## Start RECORDS SUPPLIED

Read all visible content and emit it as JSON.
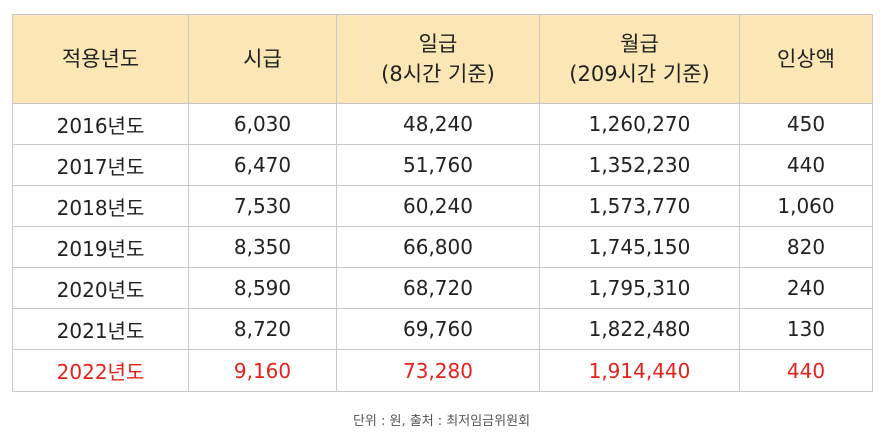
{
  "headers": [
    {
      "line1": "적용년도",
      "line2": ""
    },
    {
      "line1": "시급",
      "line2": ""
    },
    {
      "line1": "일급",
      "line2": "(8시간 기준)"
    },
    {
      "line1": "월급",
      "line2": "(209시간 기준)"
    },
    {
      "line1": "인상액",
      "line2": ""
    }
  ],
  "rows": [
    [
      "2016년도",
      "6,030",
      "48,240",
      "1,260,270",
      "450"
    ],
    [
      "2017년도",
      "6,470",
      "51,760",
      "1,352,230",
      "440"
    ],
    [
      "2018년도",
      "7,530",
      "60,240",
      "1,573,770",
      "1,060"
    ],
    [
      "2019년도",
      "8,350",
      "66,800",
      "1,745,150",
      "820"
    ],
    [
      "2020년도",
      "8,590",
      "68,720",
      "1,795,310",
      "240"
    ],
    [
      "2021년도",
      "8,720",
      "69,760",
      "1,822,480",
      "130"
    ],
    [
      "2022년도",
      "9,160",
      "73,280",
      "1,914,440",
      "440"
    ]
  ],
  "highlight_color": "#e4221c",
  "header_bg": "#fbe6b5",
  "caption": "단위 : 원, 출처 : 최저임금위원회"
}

## End RECORDS SUPPLIED

EXERCISE AIM ▸ Go through the listing above and write it out again exactly, dropping the pictures.

RESPONSE ▸
Read all visible content and emit it as JSON.
{
  "headers": [
    {
      "line1": "적용년도",
      "line2": ""
    },
    {
      "line1": "시급",
      "line2": ""
    },
    {
      "line1": "일급",
      "line2": "(8시간 기준)"
    },
    {
      "line1": "월급",
      "line2": "(209시간 기준)"
    },
    {
      "line1": "인상액",
      "line2": ""
    }
  ],
  "rows": [
    [
      "2016년도",
      "6,030",
      "48,240",
      "1,260,270",
      "450"
    ],
    [
      "2017년도",
      "6,470",
      "51,760",
      "1,352,230",
      "440"
    ],
    [
      "2018년도",
      "7,530",
      "60,240",
      "1,573,770",
      "1,060"
    ],
    [
      "2019년도",
      "8,350",
      "66,800",
      "1,745,150",
      "820"
    ],
    [
      "2020년도",
      "8,590",
      "68,720",
      "1,795,310",
      "240"
    ],
    [
      "2021년도",
      "8,720",
      "69,760",
      "1,822,480",
      "130"
    ],
    [
      "2022년도",
      "9,160",
      "73,280",
      "1,914,440",
      "440"
    ]
  ],
  "highlight_color": "#e4221c",
  "header_bg": "#fbe6b5",
  "caption": "단위 : 원, 출처 : 최저임금위원회"
}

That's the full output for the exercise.